____ LISTING

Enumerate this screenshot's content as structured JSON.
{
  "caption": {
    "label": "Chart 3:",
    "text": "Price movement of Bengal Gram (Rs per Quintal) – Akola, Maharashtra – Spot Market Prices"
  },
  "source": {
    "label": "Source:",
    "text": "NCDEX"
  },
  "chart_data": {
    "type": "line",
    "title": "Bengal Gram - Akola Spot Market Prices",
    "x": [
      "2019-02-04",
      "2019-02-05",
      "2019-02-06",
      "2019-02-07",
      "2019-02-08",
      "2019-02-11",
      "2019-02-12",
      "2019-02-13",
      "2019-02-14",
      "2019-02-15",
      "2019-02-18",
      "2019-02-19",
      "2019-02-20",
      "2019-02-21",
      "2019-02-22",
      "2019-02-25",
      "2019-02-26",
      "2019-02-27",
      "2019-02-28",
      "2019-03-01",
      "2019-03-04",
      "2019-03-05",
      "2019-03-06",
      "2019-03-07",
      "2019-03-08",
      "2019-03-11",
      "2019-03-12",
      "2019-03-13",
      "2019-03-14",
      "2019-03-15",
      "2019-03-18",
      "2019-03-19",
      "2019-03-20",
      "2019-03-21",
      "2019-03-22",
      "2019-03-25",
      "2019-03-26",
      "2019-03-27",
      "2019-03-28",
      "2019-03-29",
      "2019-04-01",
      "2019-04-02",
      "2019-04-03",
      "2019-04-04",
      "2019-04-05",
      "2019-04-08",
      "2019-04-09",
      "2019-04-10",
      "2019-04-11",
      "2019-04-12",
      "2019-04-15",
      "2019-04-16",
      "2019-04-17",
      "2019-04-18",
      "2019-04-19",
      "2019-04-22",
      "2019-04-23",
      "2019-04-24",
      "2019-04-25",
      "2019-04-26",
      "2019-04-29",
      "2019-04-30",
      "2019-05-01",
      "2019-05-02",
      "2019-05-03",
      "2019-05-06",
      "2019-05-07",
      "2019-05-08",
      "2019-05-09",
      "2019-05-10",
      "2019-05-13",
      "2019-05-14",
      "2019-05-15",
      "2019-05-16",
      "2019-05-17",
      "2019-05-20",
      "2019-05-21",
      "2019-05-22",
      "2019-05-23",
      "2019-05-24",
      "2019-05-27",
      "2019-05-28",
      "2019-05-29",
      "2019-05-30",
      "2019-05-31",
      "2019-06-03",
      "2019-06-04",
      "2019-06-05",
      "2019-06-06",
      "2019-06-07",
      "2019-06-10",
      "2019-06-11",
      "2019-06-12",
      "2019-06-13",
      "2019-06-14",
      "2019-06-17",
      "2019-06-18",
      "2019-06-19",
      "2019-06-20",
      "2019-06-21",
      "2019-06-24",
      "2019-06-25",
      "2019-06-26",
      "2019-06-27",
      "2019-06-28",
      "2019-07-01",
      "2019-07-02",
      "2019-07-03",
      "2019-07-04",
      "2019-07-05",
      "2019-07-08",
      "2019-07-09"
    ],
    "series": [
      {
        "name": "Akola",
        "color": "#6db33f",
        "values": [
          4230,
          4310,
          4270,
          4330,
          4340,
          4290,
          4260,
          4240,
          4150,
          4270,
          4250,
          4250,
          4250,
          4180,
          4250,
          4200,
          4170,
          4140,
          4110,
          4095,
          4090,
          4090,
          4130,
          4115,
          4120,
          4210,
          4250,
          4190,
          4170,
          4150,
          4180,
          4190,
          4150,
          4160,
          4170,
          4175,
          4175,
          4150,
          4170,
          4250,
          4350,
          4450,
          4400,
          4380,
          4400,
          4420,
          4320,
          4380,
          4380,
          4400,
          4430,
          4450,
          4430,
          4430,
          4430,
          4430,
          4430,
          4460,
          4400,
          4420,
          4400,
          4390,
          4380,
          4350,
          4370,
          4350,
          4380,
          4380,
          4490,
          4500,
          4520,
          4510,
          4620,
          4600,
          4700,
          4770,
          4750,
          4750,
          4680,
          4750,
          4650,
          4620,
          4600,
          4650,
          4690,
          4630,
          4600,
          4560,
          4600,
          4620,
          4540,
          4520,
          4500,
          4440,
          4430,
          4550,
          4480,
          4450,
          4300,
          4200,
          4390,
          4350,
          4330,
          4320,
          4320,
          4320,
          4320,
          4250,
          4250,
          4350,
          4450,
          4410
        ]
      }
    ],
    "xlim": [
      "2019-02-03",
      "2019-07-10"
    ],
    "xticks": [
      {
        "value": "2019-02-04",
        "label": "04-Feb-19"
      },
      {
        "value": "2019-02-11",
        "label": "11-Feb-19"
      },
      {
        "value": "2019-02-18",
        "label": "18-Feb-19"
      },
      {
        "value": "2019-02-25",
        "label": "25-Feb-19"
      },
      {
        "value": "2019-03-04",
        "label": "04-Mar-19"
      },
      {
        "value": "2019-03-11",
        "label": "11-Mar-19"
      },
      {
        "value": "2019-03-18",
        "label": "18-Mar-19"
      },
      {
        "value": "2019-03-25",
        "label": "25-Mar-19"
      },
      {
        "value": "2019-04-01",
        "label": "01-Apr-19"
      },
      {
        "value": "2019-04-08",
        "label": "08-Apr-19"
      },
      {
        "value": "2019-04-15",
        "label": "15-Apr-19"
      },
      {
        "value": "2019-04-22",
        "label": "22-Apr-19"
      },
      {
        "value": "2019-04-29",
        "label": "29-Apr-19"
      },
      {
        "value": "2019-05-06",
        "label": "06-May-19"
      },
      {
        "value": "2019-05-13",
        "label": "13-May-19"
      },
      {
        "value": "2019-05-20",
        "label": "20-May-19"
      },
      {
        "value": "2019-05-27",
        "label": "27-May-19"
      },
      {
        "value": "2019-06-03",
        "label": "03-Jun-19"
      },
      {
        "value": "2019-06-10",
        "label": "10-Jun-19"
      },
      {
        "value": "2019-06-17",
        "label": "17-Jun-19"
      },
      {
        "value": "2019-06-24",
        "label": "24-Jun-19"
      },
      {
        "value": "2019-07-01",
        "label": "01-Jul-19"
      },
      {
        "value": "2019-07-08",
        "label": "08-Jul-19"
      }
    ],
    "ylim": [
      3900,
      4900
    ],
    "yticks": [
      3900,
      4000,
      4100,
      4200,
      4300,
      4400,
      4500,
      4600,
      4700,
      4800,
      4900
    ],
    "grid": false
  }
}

________

__YOUR INSTRUCTIONS__:
Output an exact copy of each record.

__FULL SOLUTION__:
Enumerate this screenshot's content as structured JSON.
{
  "caption": {
    "label": "Chart 3:",
    "text": "Price movement of Bengal Gram (Rs per Quintal) – Akola, Maharashtra – Spot Market Prices"
  },
  "source": {
    "label": "Source:",
    "text": "NCDEX"
  },
  "chart_data": {
    "type": "line",
    "title": "Bengal Gram - Akola Spot Market Prices",
    "x": [
      "2019-02-04",
      "2019-02-05",
      "2019-02-06",
      "2019-02-07",
      "2019-02-08",
      "2019-02-11",
      "2019-02-12",
      "2019-02-13",
      "2019-02-14",
      "2019-02-15",
      "2019-02-18",
      "2019-02-19",
      "2019-02-20",
      "2019-02-21",
      "2019-02-22",
      "2019-02-25",
      "2019-02-26",
      "2019-02-27",
      "2019-02-28",
      "2019-03-01",
      "2019-03-04",
      "2019-03-05",
      "2019-03-06",
      "2019-03-07",
      "2019-03-08",
      "2019-03-11",
      "2019-03-12",
      "2019-03-13",
      "2019-03-14",
      "2019-03-15",
      "2019-03-18",
      "2019-03-19",
      "2019-03-20",
      "2019-03-21",
      "2019-03-22",
      "2019-03-25",
      "2019-03-26",
      "2019-03-27",
      "2019-03-28",
      "2019-03-29",
      "2019-04-01",
      "2019-04-02",
      "2019-04-03",
      "2019-04-04",
      "2019-04-05",
      "2019-04-08",
      "2019-04-09",
      "2019-04-10",
      "2019-04-11",
      "2019-04-12",
      "2019-04-15",
      "2019-04-16",
      "2019-04-17",
      "2019-04-18",
      "2019-04-19",
      "2019-04-22",
      "2019-04-23",
      "2019-04-24",
      "2019-04-25",
      "2019-04-26",
      "2019-04-29",
      "2019-04-30",
      "2019-05-01",
      "2019-05-02",
      "2019-05-03",
      "2019-05-06",
      "2019-05-07",
      "2019-05-08",
      "2019-05-09",
      "2019-05-10",
      "2019-05-13",
      "2019-05-14",
      "2019-05-15",
      "2019-05-16",
      "2019-05-17",
      "2019-05-20",
      "2019-05-21",
      "2019-05-22",
      "2019-05-23",
      "2019-05-24",
      "2019-05-27",
      "2019-05-28",
      "2019-05-29",
      "2019-05-30",
      "2019-05-31",
      "2019-06-03",
      "2019-06-04",
      "2019-06-05",
      "2019-06-06",
      "2019-06-07",
      "2019-06-10",
      "2019-06-11",
      "2019-06-12",
      "2019-06-13",
      "2019-06-14",
      "2019-06-17",
      "2019-06-18",
      "2019-06-19",
      "2019-06-20",
      "2019-06-21",
      "2019-06-24",
      "2019-06-25",
      "2019-06-26",
      "2019-06-27",
      "2019-06-28",
      "2019-07-01",
      "2019-07-02",
      "2019-07-03",
      "2019-07-04",
      "2019-07-05",
      "2019-07-08",
      "2019-07-09"
    ],
    "series": [
      {
        "name": "Akola",
        "color": "#6db33f",
        "values": [
          4230,
          4310,
          4270,
          4330,
          4340,
          4290,
          4260,
          4240,
          4150,
          4270,
          4250,
          4250,
          4250,
          4180,
          4250,
          4200,
          4170,
          4140,
          4110,
          4095,
          4090,
          4090,
          4130,
          4115,
          4120,
          4210,
          4250,
          4190,
          4170,
          4150,
          4180,
          4190,
          4150,
          4160,
          4170,
          4175,
          4175,
          4150,
          4170,
          4250,
          4350,
          4450,
          4400,
          4380,
          4400,
          4420,
          4320,
          4380,
          4380,
          4400,
          4430,
          4450,
          4430,
          4430,
          4430,
          4430,
          4430,
          4460,
          4400,
          4420,
          4400,
          4390,
          4380,
          4350,
          4370,
          4350,
          4380,
          4380,
          4490,
          4500,
          4520,
          4510,
          4620,
          4600,
          4700,
          4770,
          4750,
          4750,
          4680,
          4750,
          4650,
          4620,
          4600,
          4650,
          4690,
          4630,
          4600,
          4560,
          4600,
          4620,
          4540,
          4520,
          4500,
          4440,
          4430,
          4550,
          4480,
          4450,
          4300,
          4200,
          4390,
          4350,
          4330,
          4320,
          4320,
          4320,
          4320,
          4250,
          4250,
          4350,
          4450,
          4410
        ]
      }
    ],
    "xlim": [
      "2019-02-03",
      "2019-07-10"
    ],
    "xticks": [
      {
        "value": "2019-02-04",
        "label": "04-Feb-19"
      },
      {
        "value": "2019-02-11",
        "label": "11-Feb-19"
      },
      {
        "value": "2019-02-18",
        "label": "18-Feb-19"
      },
      {
        "value": "2019-02-25",
        "label": "25-Feb-19"
      },
      {
        "value": "2019-03-04",
        "label": "04-Mar-19"
      },
      {
        "value": "2019-03-11",
        "label": "11-Mar-19"
      },
      {
        "value": "2019-03-18",
        "label": "18-Mar-19"
      },
      {
        "value": "2019-03-25",
        "label": "25-Mar-19"
      },
      {
        "value": "2019-04-01",
        "label": "01-Apr-19"
      },
      {
        "value": "2019-04-08",
        "label": "08-Apr-19"
      },
      {
        "value": "2019-04-15",
        "label": "15-Apr-19"
      },
      {
        "value": "2019-04-22",
        "label": "22-Apr-19"
      },
      {
        "value": "2019-04-29",
        "label": "29-Apr-19"
      },
      {
        "value": "2019-05-06",
        "label": "06-May-19"
      },
      {
        "value": "2019-05-13",
        "label": "13-May-19"
      },
      {
        "value": "2019-05-20",
        "label": "20-May-19"
      },
      {
        "value": "2019-05-27",
        "label": "27-May-19"
      },
      {
        "value": "2019-06-03",
        "label": "03-Jun-19"
      },
      {
        "value": "2019-06-10",
        "label": "10-Jun-19"
      },
      {
        "value": "2019-06-17",
        "label": "17-Jun-19"
      },
      {
        "value": "2019-06-24",
        "label": "24-Jun-19"
      },
      {
        "value": "2019-07-01",
        "label": "01-Jul-19"
      },
      {
        "value": "2019-07-08",
        "label": "08-Jul-19"
      }
    ],
    "ylim": [
      3900,
      4900
    ],
    "yticks": [
      3900,
      4000,
      4100,
      4200,
      4300,
      4400,
      4500,
      4600,
      4700,
      4800,
      4900
    ],
    "grid": false
  }
}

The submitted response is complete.